> **Records supplied**
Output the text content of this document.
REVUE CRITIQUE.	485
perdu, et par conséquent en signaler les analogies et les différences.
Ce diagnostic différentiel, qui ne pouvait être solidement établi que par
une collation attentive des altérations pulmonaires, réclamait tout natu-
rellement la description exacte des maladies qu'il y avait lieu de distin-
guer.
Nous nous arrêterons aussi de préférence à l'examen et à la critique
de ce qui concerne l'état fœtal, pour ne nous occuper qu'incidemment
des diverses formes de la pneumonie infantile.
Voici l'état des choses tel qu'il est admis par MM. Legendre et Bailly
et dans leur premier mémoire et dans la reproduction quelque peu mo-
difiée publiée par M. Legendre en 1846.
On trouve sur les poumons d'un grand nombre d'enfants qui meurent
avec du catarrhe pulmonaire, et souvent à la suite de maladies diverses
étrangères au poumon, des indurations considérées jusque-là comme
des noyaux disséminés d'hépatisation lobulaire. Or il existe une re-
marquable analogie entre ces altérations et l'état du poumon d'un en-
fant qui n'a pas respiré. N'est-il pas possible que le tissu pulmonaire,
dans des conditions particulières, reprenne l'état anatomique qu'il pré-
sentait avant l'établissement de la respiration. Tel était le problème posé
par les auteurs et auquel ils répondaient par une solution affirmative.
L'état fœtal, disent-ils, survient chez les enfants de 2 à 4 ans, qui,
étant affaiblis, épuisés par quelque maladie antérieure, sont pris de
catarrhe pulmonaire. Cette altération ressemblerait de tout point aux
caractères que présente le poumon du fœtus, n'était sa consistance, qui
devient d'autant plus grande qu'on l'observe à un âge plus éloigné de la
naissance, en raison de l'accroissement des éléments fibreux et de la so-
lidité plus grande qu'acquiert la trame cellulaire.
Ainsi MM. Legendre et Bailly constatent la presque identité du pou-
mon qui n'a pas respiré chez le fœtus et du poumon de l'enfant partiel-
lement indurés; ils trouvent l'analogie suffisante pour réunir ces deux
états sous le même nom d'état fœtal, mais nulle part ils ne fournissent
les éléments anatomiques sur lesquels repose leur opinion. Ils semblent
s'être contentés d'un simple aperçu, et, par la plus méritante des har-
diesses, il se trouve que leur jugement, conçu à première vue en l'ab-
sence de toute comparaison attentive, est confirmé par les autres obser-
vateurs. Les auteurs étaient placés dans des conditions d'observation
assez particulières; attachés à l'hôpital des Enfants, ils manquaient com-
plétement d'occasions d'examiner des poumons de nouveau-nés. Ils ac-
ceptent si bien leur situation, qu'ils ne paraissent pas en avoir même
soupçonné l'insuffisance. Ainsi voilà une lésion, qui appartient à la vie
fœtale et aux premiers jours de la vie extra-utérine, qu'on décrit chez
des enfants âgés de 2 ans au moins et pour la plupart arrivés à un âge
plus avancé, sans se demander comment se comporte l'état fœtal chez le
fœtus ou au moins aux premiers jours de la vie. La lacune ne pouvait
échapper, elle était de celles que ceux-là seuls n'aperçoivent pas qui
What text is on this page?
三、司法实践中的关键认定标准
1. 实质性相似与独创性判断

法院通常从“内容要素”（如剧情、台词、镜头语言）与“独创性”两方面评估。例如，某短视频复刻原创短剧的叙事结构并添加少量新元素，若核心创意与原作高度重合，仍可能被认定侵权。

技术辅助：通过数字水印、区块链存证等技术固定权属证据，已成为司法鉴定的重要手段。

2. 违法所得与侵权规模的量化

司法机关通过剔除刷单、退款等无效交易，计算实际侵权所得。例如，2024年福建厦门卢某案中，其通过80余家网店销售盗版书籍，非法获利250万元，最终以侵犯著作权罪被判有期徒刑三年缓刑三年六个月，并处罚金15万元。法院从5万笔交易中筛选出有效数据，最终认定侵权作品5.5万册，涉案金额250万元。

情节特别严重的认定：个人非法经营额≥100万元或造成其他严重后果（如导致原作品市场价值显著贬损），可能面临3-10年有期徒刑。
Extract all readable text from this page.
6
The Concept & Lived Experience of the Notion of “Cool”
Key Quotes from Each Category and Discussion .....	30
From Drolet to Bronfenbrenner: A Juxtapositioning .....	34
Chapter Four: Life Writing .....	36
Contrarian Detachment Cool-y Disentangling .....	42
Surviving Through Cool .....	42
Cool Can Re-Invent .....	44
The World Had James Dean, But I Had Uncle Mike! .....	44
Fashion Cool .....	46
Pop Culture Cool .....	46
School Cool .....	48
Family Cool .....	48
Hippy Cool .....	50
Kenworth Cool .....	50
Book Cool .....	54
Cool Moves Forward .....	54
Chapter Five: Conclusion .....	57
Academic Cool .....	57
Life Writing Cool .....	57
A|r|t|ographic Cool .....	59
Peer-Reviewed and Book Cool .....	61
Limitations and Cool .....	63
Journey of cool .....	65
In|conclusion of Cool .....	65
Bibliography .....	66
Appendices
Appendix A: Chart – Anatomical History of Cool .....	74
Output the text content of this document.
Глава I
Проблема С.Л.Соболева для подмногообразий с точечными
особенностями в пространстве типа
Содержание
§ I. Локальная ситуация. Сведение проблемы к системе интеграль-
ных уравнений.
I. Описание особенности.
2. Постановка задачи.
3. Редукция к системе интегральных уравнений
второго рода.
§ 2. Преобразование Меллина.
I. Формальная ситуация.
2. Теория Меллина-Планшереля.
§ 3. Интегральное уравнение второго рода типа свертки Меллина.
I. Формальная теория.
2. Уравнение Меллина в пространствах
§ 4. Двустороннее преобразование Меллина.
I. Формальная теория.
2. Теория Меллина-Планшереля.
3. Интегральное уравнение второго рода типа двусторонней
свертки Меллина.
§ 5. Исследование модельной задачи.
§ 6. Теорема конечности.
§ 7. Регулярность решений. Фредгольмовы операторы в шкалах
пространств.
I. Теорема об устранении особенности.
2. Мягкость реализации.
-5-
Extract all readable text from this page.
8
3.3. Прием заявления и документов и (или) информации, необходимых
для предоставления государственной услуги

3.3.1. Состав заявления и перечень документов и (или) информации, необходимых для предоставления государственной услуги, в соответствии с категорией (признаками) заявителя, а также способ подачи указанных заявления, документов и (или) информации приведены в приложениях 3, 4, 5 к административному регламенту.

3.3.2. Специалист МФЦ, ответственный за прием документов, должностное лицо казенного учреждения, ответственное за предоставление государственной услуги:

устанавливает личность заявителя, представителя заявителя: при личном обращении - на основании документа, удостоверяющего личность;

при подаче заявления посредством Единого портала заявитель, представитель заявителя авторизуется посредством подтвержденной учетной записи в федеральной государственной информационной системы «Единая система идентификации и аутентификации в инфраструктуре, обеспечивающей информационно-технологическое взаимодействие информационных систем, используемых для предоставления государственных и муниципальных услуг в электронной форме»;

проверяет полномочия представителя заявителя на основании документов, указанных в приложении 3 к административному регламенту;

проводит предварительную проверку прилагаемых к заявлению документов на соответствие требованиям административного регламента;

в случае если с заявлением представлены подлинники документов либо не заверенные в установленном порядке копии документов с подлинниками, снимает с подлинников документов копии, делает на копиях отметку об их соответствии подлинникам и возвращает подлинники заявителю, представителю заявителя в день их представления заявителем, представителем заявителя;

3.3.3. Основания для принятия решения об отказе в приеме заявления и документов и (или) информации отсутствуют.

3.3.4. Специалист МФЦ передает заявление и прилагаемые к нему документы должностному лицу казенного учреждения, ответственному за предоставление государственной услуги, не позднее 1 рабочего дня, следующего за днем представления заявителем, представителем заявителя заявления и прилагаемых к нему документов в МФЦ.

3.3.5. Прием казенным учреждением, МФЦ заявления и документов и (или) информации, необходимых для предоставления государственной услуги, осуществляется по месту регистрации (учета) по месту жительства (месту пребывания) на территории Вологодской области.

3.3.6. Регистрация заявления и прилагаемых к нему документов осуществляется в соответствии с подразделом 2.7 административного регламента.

> **Task to carry out**
From the listing above, copy every line that includes the word "нему".

> **Correct response**
3.3.4. Специалист МФЦ передает заявление и прилагаемые к нему документы должностному лицу казенного учреждения, ответственному за предоставление государственной услуги, не позднее 1 рабочего дня, следующего за днем представления заявителем, представителем заявителя заявления и прилагаемых к нему документов в МФЦ.
3.3.6. Регистрация заявления и прилагаемых к нему документов осуществляется в соответствии с подразделом 2.7 административного регламента.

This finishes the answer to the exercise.